_Source document_
━━━━━━━━━━━━━━━━

20090518

247 Tucson, AZ: The Other Museum



There was another museum in town besides U of A's: the Tucson Museum of Arts (TMA). Inside, it looked like a squared-off version of New York's Guggenheim Museum. A ramp slanted down along each wall, and galleries sprouted off each landing. Here, during my visit, was Hopper's Pretty Penny, as part of a traveling show of works from the Smith College collection.

In front of the TMA stood an employee bearing a name tag that read "Jodi, Director of Member Services." She was pale-skinned, despite Tucson's annual 300 days of sunshine. She looked to be in her twenties and had dyed red hair, big green eyes, pearly white teeth, and bright red lips. Beefy arms stuck out from a lightweight chartreuse sweater buttoned to the top and thrown over a lightweight shirt embroidered with blue and green flowers.

She said she had just moved here from Indianapolis. I laughed, "They have two Hoppers there [in Indianapolis]."

━━━━━━━━━━━━━━━━

_Activity A_
In the post about Tucson's other museum, which Hopper painting was on view during the writer's visit?
_Activity B_
Write out the part of the Tucson museum post that opens with the words containing "247 Tucson, AZ: The" and closes with "and green flowers.".

━━━━━━━━━━━━━━━━

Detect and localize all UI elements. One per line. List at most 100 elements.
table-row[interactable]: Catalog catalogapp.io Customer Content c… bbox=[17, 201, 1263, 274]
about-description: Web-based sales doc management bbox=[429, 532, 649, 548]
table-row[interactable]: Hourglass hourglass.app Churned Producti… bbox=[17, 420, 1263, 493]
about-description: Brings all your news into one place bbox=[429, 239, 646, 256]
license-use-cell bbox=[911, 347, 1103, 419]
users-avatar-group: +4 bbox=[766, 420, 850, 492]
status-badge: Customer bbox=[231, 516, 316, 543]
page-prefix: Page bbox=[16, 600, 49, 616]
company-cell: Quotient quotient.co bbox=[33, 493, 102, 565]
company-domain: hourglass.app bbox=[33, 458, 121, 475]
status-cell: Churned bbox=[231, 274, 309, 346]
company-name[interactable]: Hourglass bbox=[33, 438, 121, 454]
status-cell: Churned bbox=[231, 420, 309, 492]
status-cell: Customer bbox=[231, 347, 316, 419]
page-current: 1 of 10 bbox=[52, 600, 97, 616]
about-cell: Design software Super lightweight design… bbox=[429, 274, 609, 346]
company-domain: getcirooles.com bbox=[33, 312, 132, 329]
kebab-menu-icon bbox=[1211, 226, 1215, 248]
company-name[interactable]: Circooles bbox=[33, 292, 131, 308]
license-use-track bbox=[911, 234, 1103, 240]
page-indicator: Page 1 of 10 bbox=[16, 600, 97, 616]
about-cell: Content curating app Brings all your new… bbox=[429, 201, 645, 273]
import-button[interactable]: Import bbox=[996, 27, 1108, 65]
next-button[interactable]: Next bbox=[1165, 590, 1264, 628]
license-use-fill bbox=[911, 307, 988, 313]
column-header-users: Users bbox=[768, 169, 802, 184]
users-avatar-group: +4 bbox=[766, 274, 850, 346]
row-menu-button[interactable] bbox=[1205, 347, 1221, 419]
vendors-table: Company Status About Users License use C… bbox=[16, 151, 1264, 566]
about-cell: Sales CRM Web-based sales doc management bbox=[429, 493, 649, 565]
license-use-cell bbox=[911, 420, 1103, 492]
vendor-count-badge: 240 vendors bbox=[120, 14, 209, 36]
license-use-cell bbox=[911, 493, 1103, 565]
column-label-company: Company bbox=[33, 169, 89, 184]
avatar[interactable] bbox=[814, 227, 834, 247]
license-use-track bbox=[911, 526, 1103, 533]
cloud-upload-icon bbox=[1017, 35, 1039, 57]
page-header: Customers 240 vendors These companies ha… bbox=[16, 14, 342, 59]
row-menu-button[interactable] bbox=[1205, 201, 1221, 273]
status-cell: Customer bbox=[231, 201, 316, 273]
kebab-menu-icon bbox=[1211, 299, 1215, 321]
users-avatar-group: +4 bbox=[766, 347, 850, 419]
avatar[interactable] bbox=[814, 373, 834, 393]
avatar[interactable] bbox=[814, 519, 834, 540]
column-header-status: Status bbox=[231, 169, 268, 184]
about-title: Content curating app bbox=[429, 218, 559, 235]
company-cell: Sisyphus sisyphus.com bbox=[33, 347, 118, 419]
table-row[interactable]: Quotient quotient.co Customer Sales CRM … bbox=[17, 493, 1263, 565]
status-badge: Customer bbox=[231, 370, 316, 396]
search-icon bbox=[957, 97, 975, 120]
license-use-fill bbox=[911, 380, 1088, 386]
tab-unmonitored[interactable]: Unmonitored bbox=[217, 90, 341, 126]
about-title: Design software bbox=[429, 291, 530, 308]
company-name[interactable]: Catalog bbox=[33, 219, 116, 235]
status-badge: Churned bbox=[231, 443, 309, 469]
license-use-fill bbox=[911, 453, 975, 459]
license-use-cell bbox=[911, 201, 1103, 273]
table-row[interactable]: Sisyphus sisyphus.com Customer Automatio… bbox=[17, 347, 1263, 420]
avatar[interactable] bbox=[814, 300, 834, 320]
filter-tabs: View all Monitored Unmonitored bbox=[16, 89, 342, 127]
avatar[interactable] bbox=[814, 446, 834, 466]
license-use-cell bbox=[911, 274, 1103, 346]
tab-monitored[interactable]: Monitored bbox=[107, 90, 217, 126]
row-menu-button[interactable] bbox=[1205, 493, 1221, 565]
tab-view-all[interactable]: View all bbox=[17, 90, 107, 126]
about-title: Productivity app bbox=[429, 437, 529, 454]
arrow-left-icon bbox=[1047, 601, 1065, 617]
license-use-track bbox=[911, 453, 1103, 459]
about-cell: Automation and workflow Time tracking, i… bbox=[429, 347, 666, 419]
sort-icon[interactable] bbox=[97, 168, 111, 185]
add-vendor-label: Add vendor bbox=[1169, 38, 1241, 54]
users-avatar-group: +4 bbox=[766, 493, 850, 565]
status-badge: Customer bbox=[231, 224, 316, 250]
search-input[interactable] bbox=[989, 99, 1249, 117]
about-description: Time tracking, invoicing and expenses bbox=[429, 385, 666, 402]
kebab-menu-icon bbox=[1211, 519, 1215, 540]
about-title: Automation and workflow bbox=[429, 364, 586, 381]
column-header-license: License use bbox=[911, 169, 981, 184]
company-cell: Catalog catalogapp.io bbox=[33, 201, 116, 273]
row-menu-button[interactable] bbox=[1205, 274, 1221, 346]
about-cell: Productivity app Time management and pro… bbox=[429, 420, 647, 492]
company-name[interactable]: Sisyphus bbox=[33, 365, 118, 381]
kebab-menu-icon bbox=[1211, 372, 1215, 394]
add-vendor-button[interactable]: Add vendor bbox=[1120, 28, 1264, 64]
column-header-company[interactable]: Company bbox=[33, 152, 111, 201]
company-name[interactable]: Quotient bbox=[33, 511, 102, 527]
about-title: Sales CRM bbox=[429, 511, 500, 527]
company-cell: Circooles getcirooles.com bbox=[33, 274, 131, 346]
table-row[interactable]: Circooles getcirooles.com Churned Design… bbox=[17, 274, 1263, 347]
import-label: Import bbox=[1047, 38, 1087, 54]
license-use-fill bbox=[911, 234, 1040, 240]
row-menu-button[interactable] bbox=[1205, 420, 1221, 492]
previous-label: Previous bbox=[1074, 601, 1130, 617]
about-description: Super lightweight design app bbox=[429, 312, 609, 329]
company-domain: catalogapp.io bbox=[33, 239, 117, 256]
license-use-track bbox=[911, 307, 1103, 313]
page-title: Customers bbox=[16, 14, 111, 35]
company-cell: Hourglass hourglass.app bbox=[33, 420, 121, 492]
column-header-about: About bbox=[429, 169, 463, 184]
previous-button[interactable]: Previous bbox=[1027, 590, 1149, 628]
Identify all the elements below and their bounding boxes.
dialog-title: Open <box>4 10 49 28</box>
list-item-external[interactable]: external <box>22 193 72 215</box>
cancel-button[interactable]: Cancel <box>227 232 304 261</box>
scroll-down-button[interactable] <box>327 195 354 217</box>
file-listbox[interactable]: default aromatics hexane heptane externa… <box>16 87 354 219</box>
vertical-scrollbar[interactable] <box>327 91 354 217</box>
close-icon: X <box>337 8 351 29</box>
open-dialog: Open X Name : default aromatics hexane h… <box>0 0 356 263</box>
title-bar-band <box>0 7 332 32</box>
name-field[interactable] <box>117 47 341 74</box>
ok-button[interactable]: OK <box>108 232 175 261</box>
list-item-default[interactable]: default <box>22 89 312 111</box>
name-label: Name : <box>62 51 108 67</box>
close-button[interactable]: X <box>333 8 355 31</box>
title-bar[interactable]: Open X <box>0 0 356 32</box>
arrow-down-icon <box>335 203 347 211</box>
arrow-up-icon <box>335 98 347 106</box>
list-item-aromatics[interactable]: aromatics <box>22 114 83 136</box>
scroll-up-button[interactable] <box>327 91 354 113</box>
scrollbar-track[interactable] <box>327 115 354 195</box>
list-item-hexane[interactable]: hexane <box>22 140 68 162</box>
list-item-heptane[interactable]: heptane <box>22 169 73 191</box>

━━━━━━━━━━━━━━━━

_Result A_
Pretty Penny, shown as part of a traveling exhibition of works from the Smith College collection.

_Result B_
247 Tucson, AZ: The Other Museum



There was another museum in town besides U of A's: the Tucson Museum of Arts (TMA). Inside, it looked like a squared-off version of New York's Guggenheim Museum. A ramp slanted down along each wall, and galleries sprouted off each landing. Here, during my visit, was Hopper's Pretty Penny, as part of a traveling show of works from the Smith College collection.

In front of the TMA stood an employee bearing a name tag that read "Jodi, Director of Member Services." She was pale-skinned, despite Tucson's annual 300 days of sunshine. She looked to be in her twenties and had dyed red hair, big green eyes, pearly white teeth, and bright red lips. Beefy arms stuck out from a lightweight chartreuse sweater buttoned to the top and thrown over a lightweight shirt embroidered with blue and green flowers.